◆ Task directions
Write out every single entry exactly.

Stored data
┄┄┄┄┄┄┄┄┄┄

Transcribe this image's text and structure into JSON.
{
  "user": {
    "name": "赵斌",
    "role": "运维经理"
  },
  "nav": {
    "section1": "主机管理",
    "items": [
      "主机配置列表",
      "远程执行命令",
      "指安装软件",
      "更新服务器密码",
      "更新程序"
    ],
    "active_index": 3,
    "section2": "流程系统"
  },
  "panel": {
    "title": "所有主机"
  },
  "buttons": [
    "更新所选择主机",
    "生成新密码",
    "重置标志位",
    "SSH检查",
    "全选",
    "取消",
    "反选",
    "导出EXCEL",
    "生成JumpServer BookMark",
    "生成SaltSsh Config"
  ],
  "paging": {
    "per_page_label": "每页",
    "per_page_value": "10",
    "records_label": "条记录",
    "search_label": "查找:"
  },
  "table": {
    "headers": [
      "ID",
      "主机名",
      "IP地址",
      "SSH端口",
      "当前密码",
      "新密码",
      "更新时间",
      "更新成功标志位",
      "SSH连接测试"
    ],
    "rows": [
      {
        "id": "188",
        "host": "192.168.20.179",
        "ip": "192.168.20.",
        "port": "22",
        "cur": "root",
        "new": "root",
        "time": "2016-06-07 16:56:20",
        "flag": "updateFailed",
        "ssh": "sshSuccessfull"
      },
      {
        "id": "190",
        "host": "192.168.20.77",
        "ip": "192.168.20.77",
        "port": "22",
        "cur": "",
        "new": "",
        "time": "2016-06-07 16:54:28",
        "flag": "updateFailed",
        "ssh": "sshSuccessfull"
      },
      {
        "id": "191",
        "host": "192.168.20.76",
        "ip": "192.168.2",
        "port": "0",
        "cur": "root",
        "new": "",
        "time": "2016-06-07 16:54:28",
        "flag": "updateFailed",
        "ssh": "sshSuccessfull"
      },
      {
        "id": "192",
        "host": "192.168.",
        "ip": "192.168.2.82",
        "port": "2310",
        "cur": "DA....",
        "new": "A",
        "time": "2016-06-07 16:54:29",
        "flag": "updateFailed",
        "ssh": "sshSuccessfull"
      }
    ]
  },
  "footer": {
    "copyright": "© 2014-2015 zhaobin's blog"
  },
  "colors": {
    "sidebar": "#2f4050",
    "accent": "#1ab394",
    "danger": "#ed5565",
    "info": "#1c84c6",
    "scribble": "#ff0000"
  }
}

┄┄┄┄┄┄┄┄┄┄

◆ Final result
Transcribe this image's text and structure into JSON.
{
  "user": {
    "name": "赵斌",
    "role": "运维经理"
  },
  "nav": {
    "section1": "主机管理",
    "items": [
      "主机配置列表",
      "远程执行命令",
      "指安装软件",
      "更新服务器密码",
      "更新程序"
    ],
    "active_index": 3,
    "section2": "流程系统"
  },
  "panel": {
    "title": "所有主机"
  },
  "buttons": [
    "更新所选择主机",
    "生成新密码",
    "重置标志位",
    "SSH检查",
    "全选",
    "取消",
    "反选",
    "导出EXCEL",
    "生成JumpServer BookMark",
    "生成SaltSsh Config"
  ],
  "paging": {
    "per_page_label": "每页",
    "per_page_value": "10",
    "records_label": "条记录",
    "search_label": "查找:"
  },
  "table": {
    "headers": [
      "ID",
      "主机名",
      "IP地址",
      "SSH端口",
      "当前密码",
      "新密码",
      "更新时间",
      "更新成功标志位",
      "SSH连接测试"
    ],
    "rows": [
      {
        "id": "188",
        "host": "192.168.20.179",
        "ip": "192.168.20.",
        "port": "22",
        "cur": "root",
        "new": "root",
        "time": "2016-06-07 16:56:20",
        "flag": "updateFailed",
        "ssh": "sshSuccessfull"
      },
      {
        "id": "190",
        "host": "192.168.20.77",
        "ip": "192.168.20.77",
        "port": "22",
        "cur": "",
        "new": "",
        "time": "2016-06-07 16:54:28",
        "flag": "updateFailed",
        "ssh": "sshSuccessfull"
      },
      {
        "id": "191",
        "host": "192.168.20.76",
        "ip": "192.168.2",
        "port": "0",
        "cur": "root",
        "new": "",
        "time": "2016-06-07 16:54:28",
        "flag": "updateFailed",
        "ssh": "sshSuccessfull"
      },
      {
        "id": "192",
        "host": "192.168.",
        "ip": "192.168.2.82",
        "port": "2310",
        "cur": "DA....",
        "new": "A",
        "time": "2016-06-07 16:54:29",
        "flag": "updateFailed",
        "ssh": "sshSuccessfull"
      }
    ]
  },
  "footer": {
    "copyright": "© 2014-2015 zhaobin's blog"
  },
  "colors": {
    "sidebar": "#2f4050",
    "accent": "#1ab394",
    "danger": "#ed5565",
    "info": "#1c84c6",
    "scribble": "#ff0000"
  }
}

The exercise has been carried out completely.